### Exercise text:
-- Opening Marker --

This map shows you that states with a higher legislative strength score typically have a lower gun mortality rate. Wyoming, indeed, fits this mold. South Dakota, on the other hand, has the lowest possible legislative strength score while maintaining a low gun mortality rate. Both states have incredibly high rates of gun ownership. Wyoming is first in the nation with 62.8% of households owning a gun while South Dakota is not far behind at fourth with 59.9%.

Simply owning a gun has been linked to higher rates of homicide, accidental death, and suicide. In 2010, 16,259 people were victims of homicide and 68% of those involved firearms. In that same year, 51% of 38,364 suicides were by firearms. According to the Firearm and Injury Center at Penn, it is estimated that for every two firearm deaths there are five nonfatal firearm injuries.  This results in medical costs of $112 million and $599 million, respectively, not including the work loss costs, estimated at $40.5 billion. Loss of life and financial costs are enormous burdens placed on this country by firearms.

In addition to strength of gun legislation and rates of gun ownership, other factors have been found to contribute to fatal gun violence. Contrary to popular belief, however, population density, mental illness, stress levels, substance abuse, and unemployment don’t appear to have anything to do with it. Gun violence is associated with hither levels of poverty and lower levels of college graduates and happiness. Though mental health itself does not appear to contribute to rates of gun violence, access to mental health resources and treatment and mental health utilization does. These factors keep the depression status and suicide rates low. It is here that South Dakota thrives. A 2007 report released by Mental Health America has South Dakota as the healthiest state in terms of depression status (http://www.nmha.org/files/Ranking_Americas_Mental_Health.pdf).

-- Closing Marker --

### Data shown:
-- Opening Marker --

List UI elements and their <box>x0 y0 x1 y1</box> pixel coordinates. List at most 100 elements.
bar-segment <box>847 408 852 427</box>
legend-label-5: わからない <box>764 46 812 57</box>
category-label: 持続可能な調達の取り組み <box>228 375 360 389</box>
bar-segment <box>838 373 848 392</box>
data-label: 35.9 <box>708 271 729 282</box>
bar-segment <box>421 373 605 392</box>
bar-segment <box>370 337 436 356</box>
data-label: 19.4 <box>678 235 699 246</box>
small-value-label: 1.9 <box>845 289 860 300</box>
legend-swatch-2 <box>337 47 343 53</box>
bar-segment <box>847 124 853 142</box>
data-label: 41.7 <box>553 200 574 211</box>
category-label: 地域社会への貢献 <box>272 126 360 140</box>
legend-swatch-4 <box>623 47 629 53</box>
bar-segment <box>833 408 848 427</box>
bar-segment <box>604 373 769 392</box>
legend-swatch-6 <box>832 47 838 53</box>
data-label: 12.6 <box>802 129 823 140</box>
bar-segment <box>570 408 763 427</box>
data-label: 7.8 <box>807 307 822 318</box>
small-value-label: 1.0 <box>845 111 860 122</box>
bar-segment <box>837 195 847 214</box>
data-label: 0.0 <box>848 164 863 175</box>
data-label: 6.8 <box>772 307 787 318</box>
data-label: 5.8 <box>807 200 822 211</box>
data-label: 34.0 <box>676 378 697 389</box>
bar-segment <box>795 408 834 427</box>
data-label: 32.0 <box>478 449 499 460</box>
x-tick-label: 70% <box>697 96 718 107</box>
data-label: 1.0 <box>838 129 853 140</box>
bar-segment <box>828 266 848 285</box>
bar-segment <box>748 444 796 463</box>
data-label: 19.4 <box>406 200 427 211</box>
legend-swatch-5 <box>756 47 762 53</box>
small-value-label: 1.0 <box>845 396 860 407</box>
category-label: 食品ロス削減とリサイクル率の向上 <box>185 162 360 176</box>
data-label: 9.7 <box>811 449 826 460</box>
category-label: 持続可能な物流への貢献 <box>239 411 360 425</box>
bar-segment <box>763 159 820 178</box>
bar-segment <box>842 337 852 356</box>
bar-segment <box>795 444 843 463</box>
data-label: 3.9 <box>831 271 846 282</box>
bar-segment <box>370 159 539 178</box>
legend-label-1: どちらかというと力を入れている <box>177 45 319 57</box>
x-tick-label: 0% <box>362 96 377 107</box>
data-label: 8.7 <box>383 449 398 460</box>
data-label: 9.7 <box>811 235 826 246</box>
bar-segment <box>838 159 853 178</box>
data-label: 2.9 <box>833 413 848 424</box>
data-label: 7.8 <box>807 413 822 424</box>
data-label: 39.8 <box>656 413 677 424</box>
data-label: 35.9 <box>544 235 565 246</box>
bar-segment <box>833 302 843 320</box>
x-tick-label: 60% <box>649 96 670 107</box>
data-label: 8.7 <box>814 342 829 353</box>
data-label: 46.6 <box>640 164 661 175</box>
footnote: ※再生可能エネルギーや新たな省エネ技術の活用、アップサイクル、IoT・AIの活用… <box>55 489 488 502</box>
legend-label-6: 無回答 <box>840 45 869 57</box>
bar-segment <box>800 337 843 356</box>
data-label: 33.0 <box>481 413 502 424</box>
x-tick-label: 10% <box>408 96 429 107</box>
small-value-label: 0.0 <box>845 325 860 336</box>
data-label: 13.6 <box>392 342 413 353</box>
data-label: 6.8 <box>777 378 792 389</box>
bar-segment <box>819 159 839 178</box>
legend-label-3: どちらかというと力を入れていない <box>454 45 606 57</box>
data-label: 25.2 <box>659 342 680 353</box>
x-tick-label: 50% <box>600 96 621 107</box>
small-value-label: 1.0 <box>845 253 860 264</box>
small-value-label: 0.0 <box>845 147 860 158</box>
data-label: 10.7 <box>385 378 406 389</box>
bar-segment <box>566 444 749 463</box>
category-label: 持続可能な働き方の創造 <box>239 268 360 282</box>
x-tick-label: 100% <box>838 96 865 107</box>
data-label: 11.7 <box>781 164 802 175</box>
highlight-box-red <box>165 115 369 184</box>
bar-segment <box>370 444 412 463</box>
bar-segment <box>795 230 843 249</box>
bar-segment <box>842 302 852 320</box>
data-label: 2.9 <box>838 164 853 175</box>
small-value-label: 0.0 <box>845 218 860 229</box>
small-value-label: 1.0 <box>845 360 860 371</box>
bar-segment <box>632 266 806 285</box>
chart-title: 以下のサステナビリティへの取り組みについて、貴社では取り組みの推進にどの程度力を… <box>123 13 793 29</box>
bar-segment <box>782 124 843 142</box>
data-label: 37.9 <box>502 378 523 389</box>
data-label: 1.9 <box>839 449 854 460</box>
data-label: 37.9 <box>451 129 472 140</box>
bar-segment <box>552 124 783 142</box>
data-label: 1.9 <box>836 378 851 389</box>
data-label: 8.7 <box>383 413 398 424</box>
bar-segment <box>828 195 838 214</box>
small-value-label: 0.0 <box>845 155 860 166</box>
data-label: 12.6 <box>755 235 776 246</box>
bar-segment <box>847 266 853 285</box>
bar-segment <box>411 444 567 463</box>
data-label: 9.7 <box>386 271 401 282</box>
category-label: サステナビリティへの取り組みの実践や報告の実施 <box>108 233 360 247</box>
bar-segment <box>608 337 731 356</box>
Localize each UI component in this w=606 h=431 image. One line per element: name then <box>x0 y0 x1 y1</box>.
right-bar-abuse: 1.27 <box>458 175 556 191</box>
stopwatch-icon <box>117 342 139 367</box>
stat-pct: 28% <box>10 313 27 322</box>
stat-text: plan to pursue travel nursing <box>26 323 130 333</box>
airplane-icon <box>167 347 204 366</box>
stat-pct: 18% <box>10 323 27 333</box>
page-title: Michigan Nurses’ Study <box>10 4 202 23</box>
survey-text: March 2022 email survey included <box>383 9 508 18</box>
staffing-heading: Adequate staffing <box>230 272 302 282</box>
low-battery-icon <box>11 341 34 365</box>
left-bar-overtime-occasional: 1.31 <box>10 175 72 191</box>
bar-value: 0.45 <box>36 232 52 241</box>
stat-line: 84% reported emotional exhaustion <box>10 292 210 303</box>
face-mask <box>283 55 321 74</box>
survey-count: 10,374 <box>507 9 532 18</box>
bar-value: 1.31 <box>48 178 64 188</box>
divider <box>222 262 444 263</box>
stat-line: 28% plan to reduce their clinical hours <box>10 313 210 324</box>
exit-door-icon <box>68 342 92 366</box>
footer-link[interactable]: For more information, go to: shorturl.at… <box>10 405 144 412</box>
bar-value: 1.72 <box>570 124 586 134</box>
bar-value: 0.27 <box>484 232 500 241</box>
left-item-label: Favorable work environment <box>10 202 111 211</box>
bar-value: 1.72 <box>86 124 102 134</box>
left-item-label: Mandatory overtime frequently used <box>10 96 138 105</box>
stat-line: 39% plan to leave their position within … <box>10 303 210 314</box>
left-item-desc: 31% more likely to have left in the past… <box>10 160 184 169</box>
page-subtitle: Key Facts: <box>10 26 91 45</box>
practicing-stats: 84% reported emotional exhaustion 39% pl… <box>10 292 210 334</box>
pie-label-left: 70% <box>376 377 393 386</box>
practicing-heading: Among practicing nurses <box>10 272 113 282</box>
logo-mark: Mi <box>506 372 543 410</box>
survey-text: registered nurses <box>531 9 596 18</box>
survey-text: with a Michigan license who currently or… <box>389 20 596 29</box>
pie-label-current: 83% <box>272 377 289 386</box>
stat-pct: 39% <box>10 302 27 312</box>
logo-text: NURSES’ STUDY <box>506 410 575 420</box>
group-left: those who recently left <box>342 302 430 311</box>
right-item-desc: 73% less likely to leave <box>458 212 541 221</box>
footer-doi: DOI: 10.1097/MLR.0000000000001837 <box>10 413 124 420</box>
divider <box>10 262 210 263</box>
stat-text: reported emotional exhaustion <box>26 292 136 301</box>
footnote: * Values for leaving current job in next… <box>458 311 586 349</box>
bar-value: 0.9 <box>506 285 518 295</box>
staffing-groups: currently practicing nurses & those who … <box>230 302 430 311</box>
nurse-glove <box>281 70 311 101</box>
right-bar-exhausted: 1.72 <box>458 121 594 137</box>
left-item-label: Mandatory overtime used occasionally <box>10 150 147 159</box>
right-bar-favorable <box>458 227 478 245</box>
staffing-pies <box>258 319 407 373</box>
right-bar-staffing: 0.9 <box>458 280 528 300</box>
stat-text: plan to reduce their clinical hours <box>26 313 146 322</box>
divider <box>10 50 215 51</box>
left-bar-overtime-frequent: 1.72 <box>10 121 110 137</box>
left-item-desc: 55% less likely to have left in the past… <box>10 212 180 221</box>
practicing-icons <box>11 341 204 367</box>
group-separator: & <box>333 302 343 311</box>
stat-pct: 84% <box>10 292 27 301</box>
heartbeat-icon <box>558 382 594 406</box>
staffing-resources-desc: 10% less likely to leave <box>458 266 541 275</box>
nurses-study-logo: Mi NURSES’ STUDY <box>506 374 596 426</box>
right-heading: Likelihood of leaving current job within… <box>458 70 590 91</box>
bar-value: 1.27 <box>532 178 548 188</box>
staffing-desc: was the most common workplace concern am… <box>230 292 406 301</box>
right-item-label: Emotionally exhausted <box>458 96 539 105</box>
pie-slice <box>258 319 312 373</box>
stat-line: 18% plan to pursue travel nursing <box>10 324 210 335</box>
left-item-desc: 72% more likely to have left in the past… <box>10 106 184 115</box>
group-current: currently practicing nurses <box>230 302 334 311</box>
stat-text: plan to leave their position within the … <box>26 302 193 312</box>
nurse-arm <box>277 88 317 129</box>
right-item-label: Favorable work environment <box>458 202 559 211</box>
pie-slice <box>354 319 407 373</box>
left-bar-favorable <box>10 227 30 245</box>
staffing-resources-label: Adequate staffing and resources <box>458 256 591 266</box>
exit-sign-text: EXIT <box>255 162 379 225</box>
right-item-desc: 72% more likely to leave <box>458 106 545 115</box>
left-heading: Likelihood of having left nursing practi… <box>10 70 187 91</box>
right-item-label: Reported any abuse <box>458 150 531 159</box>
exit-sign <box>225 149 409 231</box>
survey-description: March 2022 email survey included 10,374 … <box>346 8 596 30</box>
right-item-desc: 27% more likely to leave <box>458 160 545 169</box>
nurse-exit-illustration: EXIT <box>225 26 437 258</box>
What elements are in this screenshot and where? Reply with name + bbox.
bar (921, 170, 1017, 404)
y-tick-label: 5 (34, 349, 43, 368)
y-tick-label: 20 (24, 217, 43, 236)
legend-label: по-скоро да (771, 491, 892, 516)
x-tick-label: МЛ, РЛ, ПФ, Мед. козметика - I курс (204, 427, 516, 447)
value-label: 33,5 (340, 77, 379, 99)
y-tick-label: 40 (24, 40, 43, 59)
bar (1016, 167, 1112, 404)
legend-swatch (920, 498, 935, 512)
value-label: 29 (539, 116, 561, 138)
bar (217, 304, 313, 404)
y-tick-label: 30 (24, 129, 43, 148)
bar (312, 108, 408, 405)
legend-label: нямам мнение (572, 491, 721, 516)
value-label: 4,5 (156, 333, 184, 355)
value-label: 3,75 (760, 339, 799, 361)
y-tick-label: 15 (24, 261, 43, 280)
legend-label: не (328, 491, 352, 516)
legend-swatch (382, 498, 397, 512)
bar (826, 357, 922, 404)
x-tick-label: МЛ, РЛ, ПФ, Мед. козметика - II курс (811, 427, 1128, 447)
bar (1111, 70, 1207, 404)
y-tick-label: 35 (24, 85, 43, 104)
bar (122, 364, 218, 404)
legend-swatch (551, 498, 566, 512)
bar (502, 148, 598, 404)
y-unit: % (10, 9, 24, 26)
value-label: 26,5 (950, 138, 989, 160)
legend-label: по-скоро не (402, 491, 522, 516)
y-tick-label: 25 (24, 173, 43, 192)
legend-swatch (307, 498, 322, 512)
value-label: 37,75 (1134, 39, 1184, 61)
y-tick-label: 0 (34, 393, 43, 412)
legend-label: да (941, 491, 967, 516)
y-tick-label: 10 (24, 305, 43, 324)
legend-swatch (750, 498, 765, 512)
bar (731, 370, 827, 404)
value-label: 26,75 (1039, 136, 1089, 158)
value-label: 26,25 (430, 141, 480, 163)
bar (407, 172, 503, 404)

-- Closing Marker --

Swap "homicide" for "murder" wherever it occurs in the gun violence text from "Simply owning a" up to and including "country by firearms.", and write out that stretch again.

### Solution for this task:
Simply owning a gun has been linked to higher rates of murder, accidental death, and suicide. In 2010, 16,259 people were victims of murder and 68% of those involved firearms. In that same year, 51% of 38,364 suicides were by firearms. According to the Firearm and Injury Center at Penn, it is estimated that for every two firearm deaths there are five nonfatal firearm injuries.  This results in medical costs of $112 million and $599 million, respectively, not including the work loss costs, estimated at $40.5 billion. Loss of life and financial costs are enormous burdens placed on this country by firearms.